Items from a dataset:
________________

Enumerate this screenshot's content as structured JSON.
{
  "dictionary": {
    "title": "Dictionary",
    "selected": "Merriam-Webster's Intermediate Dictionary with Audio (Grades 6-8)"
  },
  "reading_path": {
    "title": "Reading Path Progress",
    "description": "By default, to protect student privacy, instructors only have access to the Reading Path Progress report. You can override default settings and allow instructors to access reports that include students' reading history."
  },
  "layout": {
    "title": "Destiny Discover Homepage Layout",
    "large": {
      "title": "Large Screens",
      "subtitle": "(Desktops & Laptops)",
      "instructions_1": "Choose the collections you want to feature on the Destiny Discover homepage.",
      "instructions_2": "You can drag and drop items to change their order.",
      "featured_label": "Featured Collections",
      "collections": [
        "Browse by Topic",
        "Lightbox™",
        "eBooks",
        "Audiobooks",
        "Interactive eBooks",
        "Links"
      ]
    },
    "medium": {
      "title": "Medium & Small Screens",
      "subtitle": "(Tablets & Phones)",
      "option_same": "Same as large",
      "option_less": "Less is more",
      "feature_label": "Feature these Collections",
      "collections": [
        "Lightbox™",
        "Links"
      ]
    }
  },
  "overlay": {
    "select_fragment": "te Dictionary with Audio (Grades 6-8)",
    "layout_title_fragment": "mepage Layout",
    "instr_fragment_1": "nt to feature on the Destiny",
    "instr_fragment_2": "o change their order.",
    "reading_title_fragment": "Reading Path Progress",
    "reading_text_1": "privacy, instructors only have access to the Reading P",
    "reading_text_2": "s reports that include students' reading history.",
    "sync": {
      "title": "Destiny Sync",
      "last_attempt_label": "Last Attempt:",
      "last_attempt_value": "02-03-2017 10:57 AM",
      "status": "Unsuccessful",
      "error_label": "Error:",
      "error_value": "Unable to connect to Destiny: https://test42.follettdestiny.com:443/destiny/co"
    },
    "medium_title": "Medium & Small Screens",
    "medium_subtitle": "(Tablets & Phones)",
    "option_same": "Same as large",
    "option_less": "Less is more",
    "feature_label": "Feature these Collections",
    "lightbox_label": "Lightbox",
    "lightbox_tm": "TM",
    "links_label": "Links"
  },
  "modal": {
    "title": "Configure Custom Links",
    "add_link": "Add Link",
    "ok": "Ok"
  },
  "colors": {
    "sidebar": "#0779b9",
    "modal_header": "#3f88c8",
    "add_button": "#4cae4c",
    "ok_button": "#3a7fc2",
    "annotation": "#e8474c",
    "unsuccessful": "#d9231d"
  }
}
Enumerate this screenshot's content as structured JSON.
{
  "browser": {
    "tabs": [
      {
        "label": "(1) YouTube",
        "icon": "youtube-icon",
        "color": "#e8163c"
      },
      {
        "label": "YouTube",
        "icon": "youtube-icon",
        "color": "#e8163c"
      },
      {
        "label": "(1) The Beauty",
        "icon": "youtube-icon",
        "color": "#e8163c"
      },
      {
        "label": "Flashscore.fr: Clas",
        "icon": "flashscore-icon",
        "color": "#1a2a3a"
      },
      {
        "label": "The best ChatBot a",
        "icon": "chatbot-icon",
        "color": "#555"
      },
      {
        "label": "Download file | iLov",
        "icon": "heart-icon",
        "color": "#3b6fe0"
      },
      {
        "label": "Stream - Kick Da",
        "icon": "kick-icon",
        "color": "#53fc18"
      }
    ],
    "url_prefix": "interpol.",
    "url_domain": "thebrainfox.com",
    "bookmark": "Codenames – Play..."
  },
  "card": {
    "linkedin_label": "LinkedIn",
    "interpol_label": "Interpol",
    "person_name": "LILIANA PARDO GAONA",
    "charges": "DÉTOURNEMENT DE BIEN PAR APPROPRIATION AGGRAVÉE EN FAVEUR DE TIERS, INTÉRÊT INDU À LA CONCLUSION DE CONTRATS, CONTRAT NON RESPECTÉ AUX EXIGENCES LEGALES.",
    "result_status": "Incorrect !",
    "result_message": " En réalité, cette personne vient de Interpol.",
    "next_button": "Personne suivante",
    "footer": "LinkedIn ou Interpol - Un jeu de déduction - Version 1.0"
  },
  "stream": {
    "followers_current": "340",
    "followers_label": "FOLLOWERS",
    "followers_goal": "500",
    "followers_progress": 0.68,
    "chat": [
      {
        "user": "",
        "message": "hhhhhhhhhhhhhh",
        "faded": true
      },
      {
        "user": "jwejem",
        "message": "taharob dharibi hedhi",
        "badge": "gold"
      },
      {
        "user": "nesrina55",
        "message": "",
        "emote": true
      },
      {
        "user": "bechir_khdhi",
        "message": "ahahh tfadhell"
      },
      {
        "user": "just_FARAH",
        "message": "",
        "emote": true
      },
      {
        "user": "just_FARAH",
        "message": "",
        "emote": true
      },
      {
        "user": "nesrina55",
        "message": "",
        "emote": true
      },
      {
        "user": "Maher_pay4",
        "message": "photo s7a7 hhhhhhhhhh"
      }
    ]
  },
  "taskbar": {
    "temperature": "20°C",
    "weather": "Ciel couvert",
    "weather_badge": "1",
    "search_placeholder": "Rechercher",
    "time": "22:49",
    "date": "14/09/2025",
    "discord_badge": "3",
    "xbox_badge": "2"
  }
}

________________

→ **TO BE DONE**
Repeat the whole listing exactly, keeping every line intact.

→ **ANSWER IN FULL**
Enumerate this screenshot's content as structured JSON.
{
  "dictionary": {
    "title": "Dictionary",
    "selected": "Merriam-Webster's Intermediate Dictionary with Audio (Grades 6-8)"
  },
  "reading_path": {
    "title": "Reading Path Progress",
    "description": "By default, to protect student privacy, instructors only have access to the Reading Path Progress report. You can override default settings and allow instructors to access reports that include students' reading history."
  },
  "layout": {
    "title": "Destiny Discover Homepage Layout",
    "large": {
      "title": "Large Screens",
      "subtitle": "(Desktops & Laptops)",
      "instructions_1": "Choose the collections you want to feature on the Destiny Discover homepage.",
      "instructions_2": "You can drag and drop items to change their order.",
      "featured_label": "Featured Collections",
      "collections": [
        "Browse by Topic",
        "Lightbox™",
        "eBooks",
        "Audiobooks",
        "Interactive eBooks",
        "Links"
      ]
    },
    "medium": {
      "title": "Medium & Small Screens",
      "subtitle": "(Tablets & Phones)",
      "option_same": "Same as large",
      "option_less": "Less is more",
      "feature_label": "Feature these Collections",
      "collections": [
        "Lightbox™",
        "Links"
      ]
    }
  },
  "overlay": {
    "select_fragment": "te Dictionary with Audio (Grades 6-8)",
    "layout_title_fragment": "mepage Layout",
    "instr_fragment_1": "nt to feature on the Destiny",
    "instr_fragment_2": "o change their order.",
    "reading_title_fragment": "Reading Path Progress",
    "reading_text_1": "privacy, instructors only have access to the Reading P",
    "reading_text_2": "s reports that include students' reading history.",
    "sync": {
      "title": "Destiny Sync",
      "last_attempt_label": "Last Attempt:",
      "last_attempt_value": "02-03-2017 10:57 AM",
      "status": "Unsuccessful",
      "error_label": "Error:",
      "error_value": "Unable to connect to Destiny: https://test42.follettdestiny.com:443/destiny/co"
    },
    "medium_title": "Medium & Small Screens",
    "medium_subtitle": "(Tablets & Phones)",
    "option_same": "Same as large",
    "option_less": "Less is more",
    "feature_label": "Feature these Collections",
    "lightbox_label": "Lightbox",
    "lightbox_tm": "TM",
    "links_label": "Links"
  },
  "modal": {
    "title": "Configure Custom Links",
    "add_link": "Add Link",
    "ok": "Ok"
  },
  "colors": {
    "sidebar": "#0779b9",
    "modal_header": "#3f88c8",
    "add_button": "#4cae4c",
    "ok_button": "#3a7fc2",
    "annotation": "#e8474c",
    "unsuccessful": "#d9231d"
  }
}
Enumerate this screenshot's content as structured JSON.
{
  "browser": {
    "tabs": [
      {
        "label": "(1) YouTube",
        "icon": "youtube-icon",
        "color": "#e8163c"
      },
      {
        "label": "YouTube",
        "icon": "youtube-icon",
        "color": "#e8163c"
      },
      {
        "label": "(1) The Beauty",
        "icon": "youtube-icon",
        "color": "#e8163c"
      },
      {
        "label": "Flashscore.fr: Clas",
        "icon": "flashscore-icon",
        "color": "#1a2a3a"
      },
      {
        "label": "The best ChatBot a",
        "icon": "chatbot-icon",
        "color": "#555"
      },
      {
        "label": "Download file | iLov",
        "icon": "heart-icon",
        "color": "#3b6fe0"
      },
      {
        "label": "Stream - Kick Da",
        "icon": "kick-icon",
        "color": "#53fc18"
      }
    ],
    "url_prefix": "interpol.",
    "url_domain": "thebrainfox.com",
    "bookmark": "Codenames – Play..."
  },
  "card": {
    "linkedin_label": "LinkedIn",
    "interpol_label": "Interpol",
    "person_name": "LILIANA PARDO GAONA",
    "charges": "DÉTOURNEMENT DE BIEN PAR APPROPRIATION AGGRAVÉE EN FAVEUR DE TIERS, INTÉRÊT INDU À LA CONCLUSION DE CONTRATS, CONTRAT NON RESPECTÉ AUX EXIGENCES LEGALES.",
    "result_status": "Incorrect !",
    "result_message": " En réalité, cette personne vient de Interpol.",
    "next_button": "Personne suivante",
    "footer": "LinkedIn ou Interpol - Un jeu de déduction - Version 1.0"
  },
  "stream": {
    "followers_current": "340",
    "followers_label": "FOLLOWERS",
    "followers_goal": "500",
    "followers_progress": 0.68,
    "chat": [
      {
        "user": "",
        "message": "hhhhhhhhhhhhhh",
        "faded": true
      },
      {
        "user": "jwejem",
        "message": "taharob dharibi hedhi",
        "badge": "gold"
      },
      {
        "user": "nesrina55",
        "message": "",
        "emote": true
      },
      {
        "user": "bechir_khdhi",
        "message": "ahahh tfadhell"
      },
      {
        "user": "just_FARAH",
        "message": "",
        "emote": true
      },
      {
        "user": "just_FARAH",
        "message": "",
        "emote": true
      },
      {
        "user": "nesrina55",
        "message": "",
        "emote": true
      },
      {
        "user": "Maher_pay4",
        "message": "photo s7a7 hhhhhhhhhh"
      }
    ]
  },
  "taskbar": {
    "temperature": "20°C",
    "weather": "Ciel couvert",
    "weather_badge": "1",
    "search_placeholder": "Rechercher",
    "time": "22:49",
    "date": "14/09/2025",
    "discord_badge": "3",
    "xbox_badge": "2"
  }
}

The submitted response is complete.